• WORK REQUIRED
Set the data down again, exactly as it reads, but without the pictures.

• EXERCISE MATERIAL
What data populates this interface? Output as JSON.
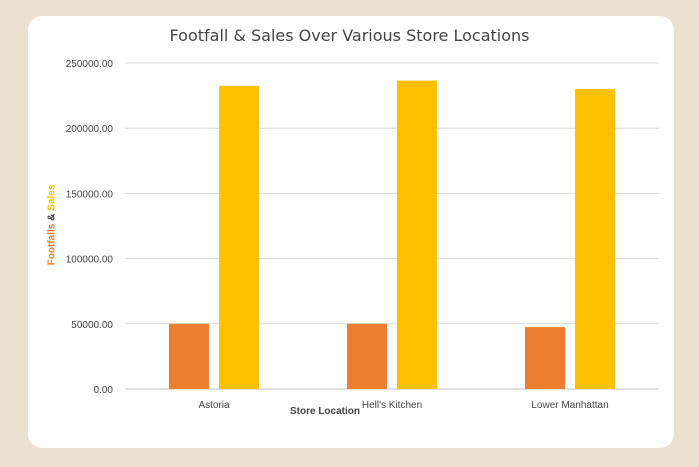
{
  "chart_data": {
    "type": "bar",
    "title": "Footfall & Sales Over Various Store Locations",
    "xlabel": "Store Location",
    "ylabel_parts": [
      "Footfalls",
      "&",
      "Sales"
    ],
    "categories": [
      "Astoria",
      "Hell's Kitchen",
      "Lower Manhattan"
    ],
    "series": [
      {
        "values": [
          50000,
          50000,
          47500
        ],
        "color": "#ed7d31"
      },
      {
        "values": [
          232500,
          236500,
          230000
        ],
        "color": "#ffc000"
      }
    ],
    "ylim": [
      0,
      250000
    ],
    "yticks": [
      "0.00",
      "50000.00",
      "100000.00",
      "150000.00",
      "200000.00",
      "250000.00"
    ],
    "grid": true
  }
}
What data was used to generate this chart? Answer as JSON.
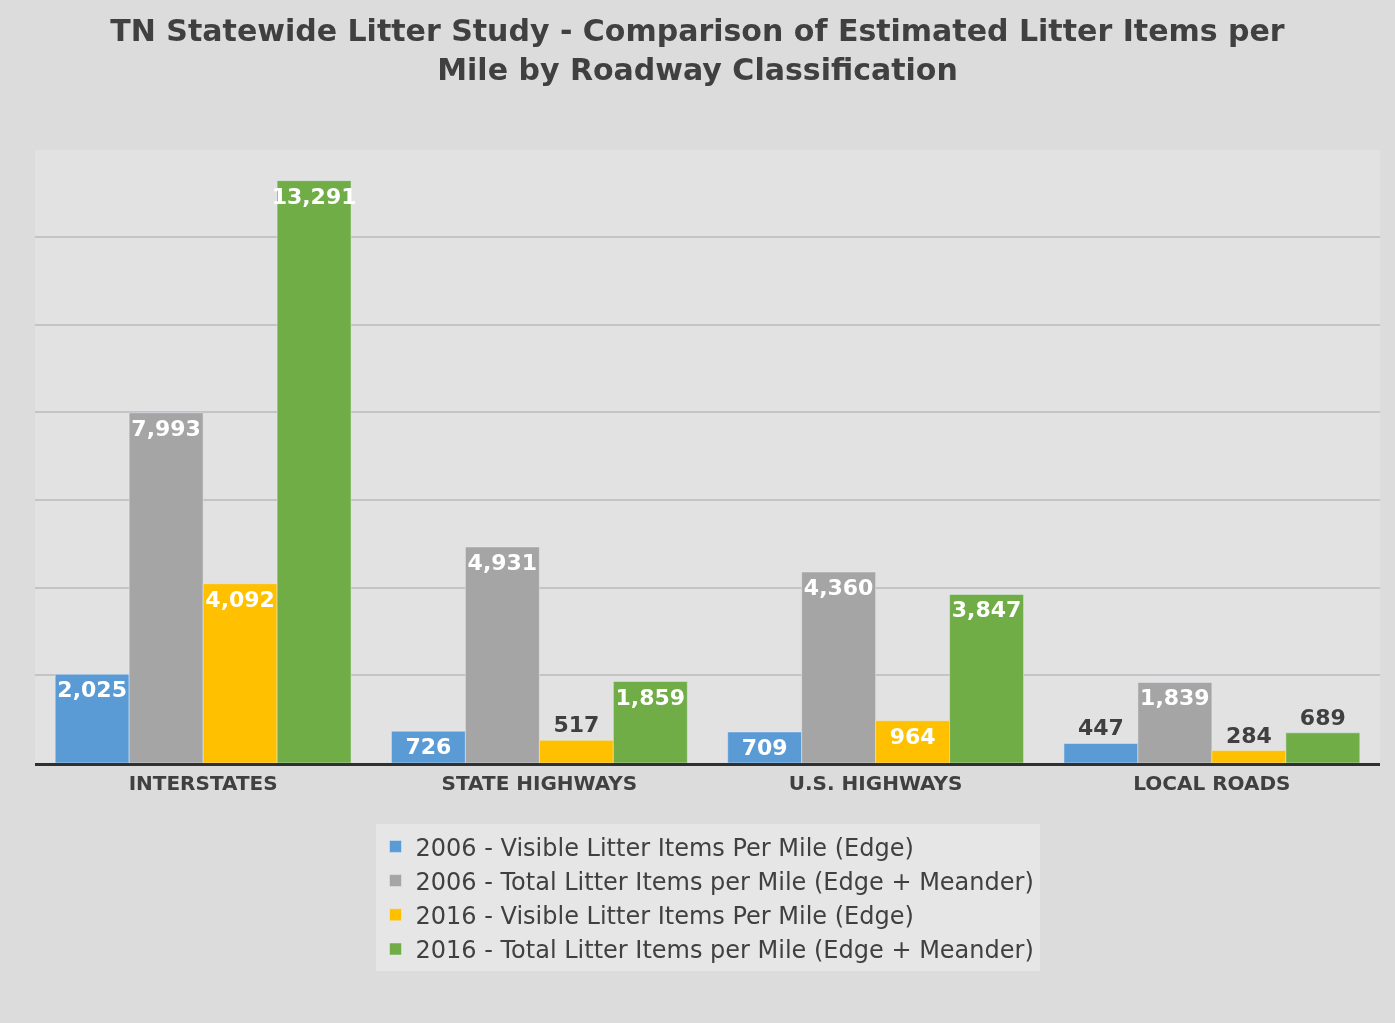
{
  "chart_data": {
    "type": "bar",
    "title": "TN Statewide Litter Study - Comparison of Estimated Litter Items per\nMile by Roadway Classification",
    "categories": [
      "INTERSTATES",
      "STATE HIGHWAYS",
      "U.S. HIGHWAYS",
      "LOCAL ROADS"
    ],
    "series": [
      {
        "name": "2006 - Visible Litter Items Per Mile (Edge)",
        "color": "#5b9bd5",
        "values": [
          2025,
          726,
          709,
          447
        ],
        "value_labels": [
          "2,025",
          "726",
          "709",
          "447"
        ]
      },
      {
        "name": "2006 - Total Litter Items per Mile (Edge + Meander)",
        "color": "#a5a5a5",
        "values": [
          7993,
          4931,
          4360,
          1839
        ],
        "value_labels": [
          "7,993",
          "4,931",
          "4,360",
          "1,839"
        ]
      },
      {
        "name": "2016 - Visible Litter Items Per Mile (Edge)",
        "color": "#ffc000",
        "values": [
          4092,
          517,
          964,
          284
        ],
        "value_labels": [
          "4,092",
          "517",
          "964",
          "284"
        ]
      },
      {
        "name": "2016 - Total Litter Items per Mile (Edge + Meander)",
        "color": "#70ad47",
        "values": [
          13291,
          1859,
          3847,
          689
        ],
        "value_labels": [
          "13,291",
          "1,859",
          "3,847",
          "689"
        ]
      }
    ],
    "tick_labels": "x",
    "grid": "y",
    "legend": "bottom"
  }
}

• OUTPUT
What data populates this interface? Output as JSON.
{
  "chart_data": {
    "type": "bar",
    "title": "Footfall & Sales Over Various Store Locations",
    "xlabel": "Store Location",
    "ylabel_parts": [
      "Footfalls",
      "&",
      "Sales"
    ],
    "categories": [
      "Astoria",
      "Hell's Kitchen",
      "Lower Manhattan"
    ],
    "series": [
      {
        "values": [
          50000,
          50000,
          47500
        ],
        "color": "#ed7d31"
      },
      {
        "values": [
          232500,
          236500,
          230000
        ],
        "color": "#ffc000"
      }
    ],
    "ylim": [
      0,
      250000
    ],
    "yticks": [
      "0.00",
      "50000.00",
      "100000.00",
      "150000.00",
      "200000.00",
      "250000.00"
    ],
    "grid": true
  }
}
What data was used to generate this chart? Answer as JSON.
{
  "chart_data": {
    "type": "bar",
    "title": "TN Statewide Litter Study - Comparison of Estimated Litter Items per\nMile by Roadway Classification",
    "categories": [
      "INTERSTATES",
      "STATE HIGHWAYS",
      "U.S. HIGHWAYS",
      "LOCAL ROADS"
    ],
    "series": [
      {
        "name": "2006 - Visible Litter Items Per Mile (Edge)",
        "color": "#5b9bd5",
        "values": [
          2025,
          726,
          709,
          447
        ],
        "value_labels": [
          "2,025",
          "726",
          "709",
          "447"
        ]
      },
      {
        "name": "2006 - Total Litter Items per Mile (Edge + Meander)",
        "color": "#a5a5a5",
        "values": [
          7993,
          4931,
          4360,
          1839
        ],
        "value_labels": [
          "7,993",
          "4,931",
          "4,360",
          "1,839"
        ]
      },
      {
        "name": "2016 - Visible Litter Items Per Mile (Edge)",
        "color": "#ffc000",
        "values": [
          4092,
          517,
          964,
          284
        ],
        "value_labels": [
          "4,092",
          "517",
          "964",
          "284"
        ]
      },
      {
        "name": "2016 - Total Litter Items per Mile (Edge + Meander)",
        "color": "#70ad47",
        "values": [
          13291,
          1859,
          3847,
          689
        ],
        "value_labels": [
          "13,291",
          "1,859",
          "3,847",
          "689"
        ]
      }
    ],
    "tick_labels": "x",
    "grid": "y",
    "legend": "bottom"
  }
}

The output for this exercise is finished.